### Problem description
Retype the material in full, keeping every word the same.

:: Material shown

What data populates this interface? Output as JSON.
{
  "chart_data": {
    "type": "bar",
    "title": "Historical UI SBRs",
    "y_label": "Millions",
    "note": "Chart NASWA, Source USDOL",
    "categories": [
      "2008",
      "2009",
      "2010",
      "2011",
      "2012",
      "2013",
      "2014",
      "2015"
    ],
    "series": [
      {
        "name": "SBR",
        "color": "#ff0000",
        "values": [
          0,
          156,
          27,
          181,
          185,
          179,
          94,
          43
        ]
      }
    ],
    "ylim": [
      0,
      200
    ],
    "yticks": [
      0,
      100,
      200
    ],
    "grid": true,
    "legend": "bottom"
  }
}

::::

### Output of the exercise
What data populates this interface? Output as JSON.
{
  "chart_data": {
    "type": "bar",
    "title": "Historical UI SBRs",
    "y_label": "Millions",
    "note": "Chart NASWA, Source USDOL",
    "categories": [
      "2008",
      "2009",
      "2010",
      "2011",
      "2012",
      "2013",
      "2014",
      "2015"
    ],
    "series": [
      {
        "name": "SBR",
        "color": "#ff0000",
        "values": [
          0,
          156,
          27,
          181,
          185,
          179,
          94,
          43
        ]
      }
    ],
    "ylim": [
      0,
      200
    ],
    "yticks": [
      0,
      100,
      200
    ],
    "grid": true,
    "legend": "bottom"
  }
}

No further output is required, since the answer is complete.